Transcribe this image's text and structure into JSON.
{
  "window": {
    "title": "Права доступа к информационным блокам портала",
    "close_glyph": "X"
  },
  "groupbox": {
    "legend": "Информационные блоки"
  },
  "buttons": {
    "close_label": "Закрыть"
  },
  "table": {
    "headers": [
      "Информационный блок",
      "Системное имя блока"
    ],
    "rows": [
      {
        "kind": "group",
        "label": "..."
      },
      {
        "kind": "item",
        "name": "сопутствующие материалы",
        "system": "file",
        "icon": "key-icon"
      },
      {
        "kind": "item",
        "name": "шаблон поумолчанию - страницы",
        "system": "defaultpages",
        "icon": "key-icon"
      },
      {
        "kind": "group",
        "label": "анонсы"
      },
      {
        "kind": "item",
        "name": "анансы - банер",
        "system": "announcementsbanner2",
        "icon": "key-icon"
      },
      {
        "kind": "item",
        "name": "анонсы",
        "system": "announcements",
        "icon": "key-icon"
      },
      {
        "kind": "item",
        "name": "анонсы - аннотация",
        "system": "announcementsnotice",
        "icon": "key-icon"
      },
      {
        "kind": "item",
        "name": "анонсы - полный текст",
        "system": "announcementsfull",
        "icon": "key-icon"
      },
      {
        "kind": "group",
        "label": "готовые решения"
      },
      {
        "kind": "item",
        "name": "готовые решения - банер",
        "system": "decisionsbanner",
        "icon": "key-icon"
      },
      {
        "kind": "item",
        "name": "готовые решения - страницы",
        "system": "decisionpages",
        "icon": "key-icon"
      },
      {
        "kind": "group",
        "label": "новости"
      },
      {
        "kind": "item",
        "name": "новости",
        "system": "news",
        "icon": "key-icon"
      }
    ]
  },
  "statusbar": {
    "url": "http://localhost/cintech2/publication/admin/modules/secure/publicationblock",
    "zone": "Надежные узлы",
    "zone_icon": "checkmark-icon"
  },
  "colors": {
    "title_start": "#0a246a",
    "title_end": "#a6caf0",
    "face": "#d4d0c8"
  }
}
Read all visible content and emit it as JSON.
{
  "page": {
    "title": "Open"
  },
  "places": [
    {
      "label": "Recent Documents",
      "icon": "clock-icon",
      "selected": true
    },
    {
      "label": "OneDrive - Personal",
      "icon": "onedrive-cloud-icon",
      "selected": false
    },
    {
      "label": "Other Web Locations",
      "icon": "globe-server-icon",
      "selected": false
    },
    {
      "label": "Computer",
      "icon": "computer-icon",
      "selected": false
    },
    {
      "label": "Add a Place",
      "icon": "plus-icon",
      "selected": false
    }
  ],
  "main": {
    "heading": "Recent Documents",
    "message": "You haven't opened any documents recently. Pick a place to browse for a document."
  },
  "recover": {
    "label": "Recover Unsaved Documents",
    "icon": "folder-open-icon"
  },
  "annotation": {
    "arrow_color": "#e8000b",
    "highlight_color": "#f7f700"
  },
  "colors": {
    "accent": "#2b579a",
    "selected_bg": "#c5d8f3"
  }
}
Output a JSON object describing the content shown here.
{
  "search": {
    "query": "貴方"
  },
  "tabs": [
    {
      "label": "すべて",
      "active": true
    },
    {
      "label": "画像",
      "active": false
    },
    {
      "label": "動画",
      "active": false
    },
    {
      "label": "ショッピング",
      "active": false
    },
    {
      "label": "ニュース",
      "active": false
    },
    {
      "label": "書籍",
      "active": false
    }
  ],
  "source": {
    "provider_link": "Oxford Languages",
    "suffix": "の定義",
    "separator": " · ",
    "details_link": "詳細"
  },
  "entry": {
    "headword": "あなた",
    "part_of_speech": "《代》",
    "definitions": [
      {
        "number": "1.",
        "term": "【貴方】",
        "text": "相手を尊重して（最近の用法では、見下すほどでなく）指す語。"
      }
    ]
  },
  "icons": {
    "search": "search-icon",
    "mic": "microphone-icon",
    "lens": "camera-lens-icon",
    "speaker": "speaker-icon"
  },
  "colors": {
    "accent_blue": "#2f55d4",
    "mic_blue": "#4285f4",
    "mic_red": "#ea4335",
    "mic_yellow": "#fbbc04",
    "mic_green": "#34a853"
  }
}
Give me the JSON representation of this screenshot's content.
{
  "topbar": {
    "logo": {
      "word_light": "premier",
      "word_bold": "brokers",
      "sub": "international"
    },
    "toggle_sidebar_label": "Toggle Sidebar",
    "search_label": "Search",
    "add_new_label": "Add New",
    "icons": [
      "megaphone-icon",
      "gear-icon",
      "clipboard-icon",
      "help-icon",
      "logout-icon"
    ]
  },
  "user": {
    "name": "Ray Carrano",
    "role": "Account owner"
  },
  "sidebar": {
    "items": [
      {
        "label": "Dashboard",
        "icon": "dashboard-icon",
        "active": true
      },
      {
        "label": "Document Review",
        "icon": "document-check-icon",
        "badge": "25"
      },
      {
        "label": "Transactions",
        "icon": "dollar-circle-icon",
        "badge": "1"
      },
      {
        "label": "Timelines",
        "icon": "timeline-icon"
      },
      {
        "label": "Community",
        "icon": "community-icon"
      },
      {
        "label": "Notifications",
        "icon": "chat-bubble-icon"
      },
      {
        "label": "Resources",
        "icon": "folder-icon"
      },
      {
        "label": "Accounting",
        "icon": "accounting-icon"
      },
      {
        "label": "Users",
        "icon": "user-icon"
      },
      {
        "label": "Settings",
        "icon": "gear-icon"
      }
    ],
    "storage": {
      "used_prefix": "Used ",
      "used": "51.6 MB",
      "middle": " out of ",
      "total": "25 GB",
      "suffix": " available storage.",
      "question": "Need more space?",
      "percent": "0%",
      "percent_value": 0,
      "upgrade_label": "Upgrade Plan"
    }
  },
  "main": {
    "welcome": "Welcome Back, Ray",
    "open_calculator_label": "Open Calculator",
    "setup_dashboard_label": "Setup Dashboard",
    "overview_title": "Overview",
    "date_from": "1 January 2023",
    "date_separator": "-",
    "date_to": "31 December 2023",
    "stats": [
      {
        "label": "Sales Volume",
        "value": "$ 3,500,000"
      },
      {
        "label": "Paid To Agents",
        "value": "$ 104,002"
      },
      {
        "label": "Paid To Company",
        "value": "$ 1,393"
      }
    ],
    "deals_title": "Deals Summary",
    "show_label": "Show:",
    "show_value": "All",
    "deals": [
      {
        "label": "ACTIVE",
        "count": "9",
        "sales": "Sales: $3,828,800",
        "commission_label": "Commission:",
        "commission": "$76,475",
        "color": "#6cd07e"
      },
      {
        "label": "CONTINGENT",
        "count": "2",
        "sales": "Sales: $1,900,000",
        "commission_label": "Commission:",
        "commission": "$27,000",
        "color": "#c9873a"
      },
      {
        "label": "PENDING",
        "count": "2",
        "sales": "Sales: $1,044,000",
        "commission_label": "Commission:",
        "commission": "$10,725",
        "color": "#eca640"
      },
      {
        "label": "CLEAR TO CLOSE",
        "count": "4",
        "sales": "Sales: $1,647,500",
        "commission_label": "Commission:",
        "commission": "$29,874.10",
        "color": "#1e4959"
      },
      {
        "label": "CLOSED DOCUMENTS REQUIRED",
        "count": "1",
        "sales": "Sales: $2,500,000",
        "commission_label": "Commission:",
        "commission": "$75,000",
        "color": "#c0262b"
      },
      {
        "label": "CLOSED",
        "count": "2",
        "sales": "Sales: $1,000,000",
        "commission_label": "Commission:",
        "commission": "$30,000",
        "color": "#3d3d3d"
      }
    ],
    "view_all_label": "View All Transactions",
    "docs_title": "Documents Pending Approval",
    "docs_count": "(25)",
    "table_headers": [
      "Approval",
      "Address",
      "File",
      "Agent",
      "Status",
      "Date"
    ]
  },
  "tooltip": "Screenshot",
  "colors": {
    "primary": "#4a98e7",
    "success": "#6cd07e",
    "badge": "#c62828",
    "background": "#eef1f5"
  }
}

## BRIEF
Return every record, word for word.

## ANSWER FOR THIS EXERCISE
Transcribe this image's text and structure into JSON.
{
  "window": {
    "title": "Права доступа к информационным блокам портала",
    "close_glyph": "X"
  },
  "groupbox": {
    "legend": "Информационные блоки"
  },
  "buttons": {
    "close_label": "Закрыть"
  },
  "table": {
    "headers": [
      "Информационный блок",
      "Системное имя блока"
    ],
    "rows": [
      {
        "kind": "group",
        "label": "..."
      },
      {
        "kind": "item",
        "name": "сопутствующие материалы",
        "system": "file",
        "icon": "key-icon"
      },
      {
        "kind": "item",
        "name": "шаблон поумолчанию - страницы",
        "system": "defaultpages",
        "icon": "key-icon"
      },
      {
        "kind": "group",
        "label": "анонсы"
      },
      {
        "kind": "item",
        "name": "анансы - банер",
        "system": "announcementsbanner2",
        "icon": "key-icon"
      },
      {
        "kind": "item",
        "name": "анонсы",
        "system": "announcements",
        "icon": "key-icon"
      },
      {
        "kind": "item",
        "name": "анонсы - аннотация",
        "system": "announcementsnotice",
        "icon": "key-icon"
      },
      {
        "kind": "item",
        "name": "анонсы - полный текст",
        "system": "announcementsfull",
        "icon": "key-icon"
      },
      {
        "kind": "group",
        "label": "готовые решения"
      },
      {
        "kind": "item",
        "name": "готовые решения - банер",
        "system": "decisionsbanner",
        "icon": "key-icon"
      },
      {
        "kind": "item",
        "name": "готовые решения - страницы",
        "system": "decisionpages",
        "icon": "key-icon"
      },
      {
        "kind": "group",
        "label": "новости"
      },
      {
        "kind": "item",
        "name": "новости",
        "system": "news",
        "icon": "key-icon"
      }
    ]
  },
  "statusbar": {
    "url": "http://localhost/cintech2/publication/admin/modules/secure/publicationblock",
    "zone": "Надежные узлы",
    "zone_icon": "checkmark-icon"
  },
  "colors": {
    "title_start": "#0a246a",
    "title_end": "#a6caf0",
    "face": "#d4d0c8"
  }
}
Read all visible content and emit it as JSON.
{
  "page": {
    "title": "Open"
  },
  "places": [
    {
      "label": "Recent Documents",
      "icon": "clock-icon",
      "selected": true
    },
    {
      "label": "OneDrive - Personal",
      "icon": "onedrive-cloud-icon",
      "selected": false
    },
    {
      "label": "Other Web Locations",
      "icon": "globe-server-icon",
      "selected": false
    },
    {
      "label": "Computer",
      "icon": "computer-icon",
      "selected": false
    },
    {
      "label": "Add a Place",
      "icon": "plus-icon",
      "selected": false
    }
  ],
  "main": {
    "heading": "Recent Documents",
    "message": "You haven't opened any documents recently. Pick a place to browse for a document."
  },
  "recover": {
    "label": "Recover Unsaved Documents",
    "icon": "folder-open-icon"
  },
  "annotation": {
    "arrow_color": "#e8000b",
    "highlight_color": "#f7f700"
  },
  "colors": {
    "accent": "#2b579a",
    "selected_bg": "#c5d8f3"
  }
}
Output a JSON object describing the content shown here.
{
  "search": {
    "query": "貴方"
  },
  "tabs": [
    {
      "label": "すべて",
      "active": true
    },
    {
      "label": "画像",
      "active": false
    },
    {
      "label": "動画",
      "active": false
    },
    {
      "label": "ショッピング",
      "active": false
    },
    {
      "label": "ニュース",
      "active": false
    },
    {
      "label": "書籍",
      "active": false
    }
  ],
  "source": {
    "provider_link": "Oxford Languages",
    "suffix": "の定義",
    "separator": " · ",
    "details_link": "詳細"
  },
  "entry": {
    "headword": "あなた",
    "part_of_speech": "《代》",
    "definitions": [
      {
        "number": "1.",
        "term": "【貴方】",
        "text": "相手を尊重して（最近の用法では、見下すほどでなく）指す語。"
      }
    ]
  },
  "icons": {
    "search": "search-icon",
    "mic": "microphone-icon",
    "lens": "camera-lens-icon",
    "speaker": "speaker-icon"
  },
  "colors": {
    "accent_blue": "#2f55d4",
    "mic_blue": "#4285f4",
    "mic_red": "#ea4335",
    "mic_yellow": "#fbbc04",
    "mic_green": "#34a853"
  }
}
Give me the JSON representation of this screenshot's content.
{
  "topbar": {
    "logo": {
      "word_light": "premier",
      "word_bold": "brokers",
      "sub": "international"
    },
    "toggle_sidebar_label": "Toggle Sidebar",
    "search_label": "Search",
    "add_new_label": "Add New",
    "icons": [
      "megaphone-icon",
      "gear-icon",
      "clipboard-icon",
      "help-icon",
      "logout-icon"
    ]
  },
  "user": {
    "name": "Ray Carrano",
    "role": "Account owner"
  },
  "sidebar": {
    "items": [
      {
        "label": "Dashboard",
        "icon": "dashboard-icon",
        "active": true
      },
      {
        "label": "Document Review",
        "icon": "document-check-icon",
        "badge": "25"
      },
      {
        "label": "Transactions",
        "icon": "dollar-circle-icon",
        "badge": "1"
      },
      {
        "label": "Timelines",
        "icon": "timeline-icon"
      },
      {
        "label": "Community",
        "icon": "community-icon"
      },
      {
        "label": "Notifications",
        "icon": "chat-bubble-icon"
      },
      {
        "label": "Resources",
        "icon": "folder-icon"
      },
      {
        "label": "Accounting",
        "icon": "accounting-icon"
      },
      {
        "label": "Users",
        "icon": "user-icon"
      },
      {
        "label": "Settings",
        "icon": "gear-icon"
      }
    ],
    "storage": {
      "used_prefix": "Used ",
      "used": "51.6 MB",
      "middle": " out of ",
      "total": "25 GB",
      "suffix": " available storage.",
      "question": "Need more space?",
      "percent": "0%",
      "percent_value": 0,
      "upgrade_label": "Upgrade Plan"
    }
  },
  "main": {
    "welcome": "Welcome Back, Ray",
    "open_calculator_label": "Open Calculator",
    "setup_dashboard_label": "Setup Dashboard",
    "overview_title": "Overview",
    "date_from": "1 January 2023",
    "date_separator": "-",
    "date_to": "31 December 2023",
    "stats": [
      {
        "label": "Sales Volume",
        "value": "$ 3,500,000"
      },
      {
        "label": "Paid To Agents",
        "value": "$ 104,002"
      },
      {
        "label": "Paid To Company",
        "value": "$ 1,393"
      }
    ],
    "deals_title": "Deals Summary",
    "show_label": "Show:",
    "show_value": "All",
    "deals": [
      {
        "label": "ACTIVE",
        "count": "9",
        "sales": "Sales: $3,828,800",
        "commission_label": "Commission:",
        "commission": "$76,475",
        "color": "#6cd07e"
      },
      {
        "label": "CONTINGENT",
        "count": "2",
        "sales": "Sales: $1,900,000",
        "commission_label": "Commission:",
        "commission": "$27,000",
        "color": "#c9873a"
      },
      {
        "label": "PENDING",
        "count": "2",
        "sales": "Sales: $1,044,000",
        "commission_label": "Commission:",
        "commission": "$10,725",
        "color": "#eca640"
      },
      {
        "label": "CLEAR TO CLOSE",
        "count": "4",
        "sales": "Sales: $1,647,500",
        "commission_label": "Commission:",
        "commission": "$29,874.10",
        "color": "#1e4959"
      },
      {
        "label": "CLOSED DOCUMENTS REQUIRED",
        "count": "1",
        "sales": "Sales: $2,500,000",
        "commission_label": "Commission:",
        "commission": "$75,000",
        "color": "#c0262b"
      },
      {
        "label": "CLOSED",
        "count": "2",
        "sales": "Sales: $1,000,000",
        "commission_label": "Commission:",
        "commission": "$30,000",
        "color": "#3d3d3d"
      }
    ],
    "view_all_label": "View All Transactions",
    "docs_title": "Documents Pending Approval",
    "docs_count": "(25)",
    "table_headers": [
      "Approval",
      "Address",
      "File",
      "Agent",
      "Status",
      "Date"
    ]
  },
  "tooltip": "Screenshot",
  "colors": {
    "primary": "#4a98e7",
    "success": "#6cd07e",
    "badge": "#c62828",
    "background": "#eef1f5"
  }
}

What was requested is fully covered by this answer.